Aim
Print, exactly and completely, every entry in the data.

Listed records
┌──

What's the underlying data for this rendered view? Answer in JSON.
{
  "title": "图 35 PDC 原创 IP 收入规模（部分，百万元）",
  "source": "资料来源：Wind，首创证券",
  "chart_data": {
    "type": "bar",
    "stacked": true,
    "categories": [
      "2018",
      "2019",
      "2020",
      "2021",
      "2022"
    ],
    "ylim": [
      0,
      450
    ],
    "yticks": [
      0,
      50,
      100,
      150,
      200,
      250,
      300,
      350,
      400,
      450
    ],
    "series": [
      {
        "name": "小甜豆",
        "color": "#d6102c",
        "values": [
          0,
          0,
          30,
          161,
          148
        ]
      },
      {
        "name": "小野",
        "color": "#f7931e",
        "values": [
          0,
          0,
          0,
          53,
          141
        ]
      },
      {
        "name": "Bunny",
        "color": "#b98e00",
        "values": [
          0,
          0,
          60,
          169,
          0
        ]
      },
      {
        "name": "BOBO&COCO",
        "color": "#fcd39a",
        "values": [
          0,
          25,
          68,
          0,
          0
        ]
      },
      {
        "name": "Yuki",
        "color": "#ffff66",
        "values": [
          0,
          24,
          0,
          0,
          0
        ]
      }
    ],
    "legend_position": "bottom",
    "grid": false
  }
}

└──

Result
What's the underlying data for this rendered view? Answer in JSON.
{
  "title": "图 35 PDC 原创 IP 收入规模（部分，百万元）",
  "source": "资料来源：Wind，首创证券",
  "chart_data": {
    "type": "bar",
    "stacked": true,
    "categories": [
      "2018",
      "2019",
      "2020",
      "2021",
      "2022"
    ],
    "ylim": [
      0,
      450
    ],
    "yticks": [
      0,
      50,
      100,
      150,
      200,
      250,
      300,
      350,
      400,
      450
    ],
    "series": [
      {
        "name": "小甜豆",
        "color": "#d6102c",
        "values": [
          0,
          0,
          30,
          161,
          148
        ]
      },
      {
        "name": "小野",
        "color": "#f7931e",
        "values": [
          0,
          0,
          0,
          53,
          141
        ]
      },
      {
        "name": "Bunny",
        "color": "#b98e00",
        "values": [
          0,
          0,
          60,
          169,
          0
        ]
      },
      {
        "name": "BOBO&COCO",
        "color": "#fcd39a",
        "values": [
          0,
          25,
          68,
          0,
          0
        ]
      },
      {
        "name": "Yuki",
        "color": "#ffff66",
        "values": [
          0,
          24,
          0,
          0,
          0
        ]
      }
    ],
    "legend_position": "bottom",
    "grid": false
  }
}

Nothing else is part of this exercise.